Take the entries below and reproduce them word for word.

——————————

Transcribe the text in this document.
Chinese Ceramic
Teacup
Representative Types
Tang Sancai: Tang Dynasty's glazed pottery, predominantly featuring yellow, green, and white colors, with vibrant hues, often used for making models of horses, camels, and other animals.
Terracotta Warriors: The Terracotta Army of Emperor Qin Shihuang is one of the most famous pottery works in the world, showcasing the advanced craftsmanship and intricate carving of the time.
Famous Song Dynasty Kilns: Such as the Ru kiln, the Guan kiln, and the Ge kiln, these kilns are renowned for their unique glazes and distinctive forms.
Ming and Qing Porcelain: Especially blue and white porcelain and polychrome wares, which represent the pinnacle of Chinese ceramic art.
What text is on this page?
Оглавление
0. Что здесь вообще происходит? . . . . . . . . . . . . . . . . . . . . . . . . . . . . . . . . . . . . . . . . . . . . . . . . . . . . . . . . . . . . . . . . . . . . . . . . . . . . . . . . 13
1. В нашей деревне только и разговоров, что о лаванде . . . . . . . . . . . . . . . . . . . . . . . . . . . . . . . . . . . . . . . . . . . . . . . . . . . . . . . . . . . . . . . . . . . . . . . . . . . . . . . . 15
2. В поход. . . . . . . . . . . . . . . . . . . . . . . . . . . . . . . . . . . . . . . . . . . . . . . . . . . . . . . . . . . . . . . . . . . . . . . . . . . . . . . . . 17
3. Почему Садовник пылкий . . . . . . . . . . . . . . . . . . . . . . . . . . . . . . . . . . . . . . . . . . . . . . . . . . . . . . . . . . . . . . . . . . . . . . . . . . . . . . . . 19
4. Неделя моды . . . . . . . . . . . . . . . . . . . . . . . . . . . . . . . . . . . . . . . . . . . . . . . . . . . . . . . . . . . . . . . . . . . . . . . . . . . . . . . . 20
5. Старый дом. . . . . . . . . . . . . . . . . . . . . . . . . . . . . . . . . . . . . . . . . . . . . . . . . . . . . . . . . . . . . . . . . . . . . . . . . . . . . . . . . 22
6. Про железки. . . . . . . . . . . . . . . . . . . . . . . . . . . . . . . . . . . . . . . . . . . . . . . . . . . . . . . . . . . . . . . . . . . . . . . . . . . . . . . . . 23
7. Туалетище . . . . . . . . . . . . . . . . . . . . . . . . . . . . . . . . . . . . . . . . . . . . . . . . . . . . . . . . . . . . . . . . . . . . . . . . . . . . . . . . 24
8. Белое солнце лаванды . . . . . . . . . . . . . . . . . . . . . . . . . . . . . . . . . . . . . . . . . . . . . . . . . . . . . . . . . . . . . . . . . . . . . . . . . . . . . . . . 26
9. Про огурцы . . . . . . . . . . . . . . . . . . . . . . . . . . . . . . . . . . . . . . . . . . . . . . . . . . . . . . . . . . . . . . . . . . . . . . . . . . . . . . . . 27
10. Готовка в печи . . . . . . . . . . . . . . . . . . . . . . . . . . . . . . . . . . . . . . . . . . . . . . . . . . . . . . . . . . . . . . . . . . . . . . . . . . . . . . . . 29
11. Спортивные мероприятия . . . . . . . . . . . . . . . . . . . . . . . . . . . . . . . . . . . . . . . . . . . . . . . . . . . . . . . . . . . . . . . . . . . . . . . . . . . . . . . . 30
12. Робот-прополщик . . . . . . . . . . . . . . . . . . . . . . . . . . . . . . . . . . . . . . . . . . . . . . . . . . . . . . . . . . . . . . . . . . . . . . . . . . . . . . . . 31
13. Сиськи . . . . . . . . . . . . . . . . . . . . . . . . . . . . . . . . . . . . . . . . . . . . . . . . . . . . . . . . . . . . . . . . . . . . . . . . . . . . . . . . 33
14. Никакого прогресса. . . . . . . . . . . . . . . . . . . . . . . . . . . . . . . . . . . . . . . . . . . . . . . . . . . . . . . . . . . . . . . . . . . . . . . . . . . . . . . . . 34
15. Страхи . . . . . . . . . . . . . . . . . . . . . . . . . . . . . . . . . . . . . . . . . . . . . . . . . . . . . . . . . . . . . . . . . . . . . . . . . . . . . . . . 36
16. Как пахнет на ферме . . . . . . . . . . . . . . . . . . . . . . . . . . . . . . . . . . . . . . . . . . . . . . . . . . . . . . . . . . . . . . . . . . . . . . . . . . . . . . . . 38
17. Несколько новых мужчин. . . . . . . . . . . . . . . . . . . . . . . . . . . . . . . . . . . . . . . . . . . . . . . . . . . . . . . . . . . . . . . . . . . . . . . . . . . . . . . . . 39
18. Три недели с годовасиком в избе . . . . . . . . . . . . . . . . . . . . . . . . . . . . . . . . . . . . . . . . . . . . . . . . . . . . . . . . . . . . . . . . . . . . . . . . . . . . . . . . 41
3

——————————

- _Output of the task_
Transcribe the text in this document.
Chinese Ceramic
Teacup
Representative Types
Tang Sancai: Tang Dynasty's glazed pottery, predominantly featuring yellow, green, and white colors, with vibrant hues, often used for making models of horses, camels, and other animals.
Terracotta Warriors: The Terracotta Army of Emperor Qin Shihuang is one of the most famous pottery works in the world, showcasing the advanced craftsmanship and intricate carving of the time.
Famous Song Dynasty Kilns: Such as the Ru kiln, the Guan kiln, and the Ge kiln, these kilns are renowned for their unique glazes and distinctive forms.
Ming and Qing Porcelain: Especially blue and white porcelain and polychrome wares, which represent the pinnacle of Chinese ceramic art.
What text is on this page?
Оглавление
0. Что здесь вообще происходит? . . . . . . . . . . . . . . . . . . . . . . . . . . . . . . . . . . . . . . . . . . . . . . . . . . . . . . . . . . . . . . . . . . . . . . . . . . . . . . . . 13
1. В нашей деревне только и разговоров, что о лаванде . . . . . . . . . . . . . . . . . . . . . . . . . . . . . . . . . . . . . . . . . . . . . . . . . . . . . . . . . . . . . . . . . . . . . . . . . . . . . . . . 15
2. В поход. . . . . . . . . . . . . . . . . . . . . . . . . . . . . . . . . . . . . . . . . . . . . . . . . . . . . . . . . . . . . . . . . . . . . . . . . . . . . . . . . 17
3. Почему Садовник пылкий . . . . . . . . . . . . . . . . . . . . . . . . . . . . . . . . . . . . . . . . . . . . . . . . . . . . . . . . . . . . . . . . . . . . . . . . . . . . . . . . 19
4. Неделя моды . . . . . . . . . . . . . . . . . . . . . . . . . . . . . . . . . . . . . . . . . . . . . . . . . . . . . . . . . . . . . . . . . . . . . . . . . . . . . . . . 20
5. Старый дом. . . . . . . . . . . . . . . . . . . . . . . . . . . . . . . . . . . . . . . . . . . . . . . . . . . . . . . . . . . . . . . . . . . . . . . . . . . . . . . . . 22
6. Про железки. . . . . . . . . . . . . . . . . . . . . . . . . . . . . . . . . . . . . . . . . . . . . . . . . . . . . . . . . . . . . . . . . . . . . . . . . . . . . . . . . 23
7. Туалетище . . . . . . . . . . . . . . . . . . . . . . . . . . . . . . . . . . . . . . . . . . . . . . . . . . . . . . . . . . . . . . . . . . . . . . . . . . . . . . . . 24
8. Белое солнце лаванды . . . . . . . . . . . . . . . . . . . . . . . . . . . . . . . . . . . . . . . . . . . . . . . . . . . . . . . . . . . . . . . . . . . . . . . . . . . . . . . . 26
9. Про огурцы . . . . . . . . . . . . . . . . . . . . . . . . . . . . . . . . . . . . . . . . . . . . . . . . . . . . . . . . . . . . . . . . . . . . . . . . . . . . . . . . 27
10. Готовка в печи . . . . . . . . . . . . . . . . . . . . . . . . . . . . . . . . . . . . . . . . . . . . . . . . . . . . . . . . . . . . . . . . . . . . . . . . . . . . . . . . 29
11. Спортивные мероприятия . . . . . . . . . . . . . . . . . . . . . . . . . . . . . . . . . . . . . . . . . . . . . . . . . . . . . . . . . . . . . . . . . . . . . . . . . . . . . . . . 30
12. Робот-прополщик . . . . . . . . . . . . . . . . . . . . . . . . . . . . . . . . . . . . . . . . . . . . . . . . . . . . . . . . . . . . . . . . . . . . . . . . . . . . . . . . 31
13. Сиськи . . . . . . . . . . . . . . . . . . . . . . . . . . . . . . . . . . . . . . . . . . . . . . . . . . . . . . . . . . . . . . . . . . . . . . . . . . . . . . . . 33
14. Никакого прогресса. . . . . . . . . . . . . . . . . . . . . . . . . . . . . . . . . . . . . . . . . . . . . . . . . . . . . . . . . . . . . . . . . . . . . . . . . . . . . . . . . 34
15. Страхи . . . . . . . . . . . . . . . . . . . . . . . . . . . . . . . . . . . . . . . . . . . . . . . . . . . . . . . . . . . . . . . . . . . . . . . . . . . . . . . . 36
16. Как пахнет на ферме . . . . . . . . . . . . . . . . . . . . . . . . . . . . . . . . . . . . . . . . . . . . . . . . . . . . . . . . . . . . . . . . . . . . . . . . . . . . . . . . 38
17. Несколько новых мужчин. . . . . . . . . . . . . . . . . . . . . . . . . . . . . . . . . . . . . . . . . . . . . . . . . . . . . . . . . . . . . . . . . . . . . . . . . . . . . . . . . 39
18. Три недели с годовасиком в избе . . . . . . . . . . . . . . . . . . . . . . . . . . . . . . . . . . . . . . . . . . . . . . . . . . . . . . . . . . . . . . . . . . . . . . . . . . . . . . . . 41
3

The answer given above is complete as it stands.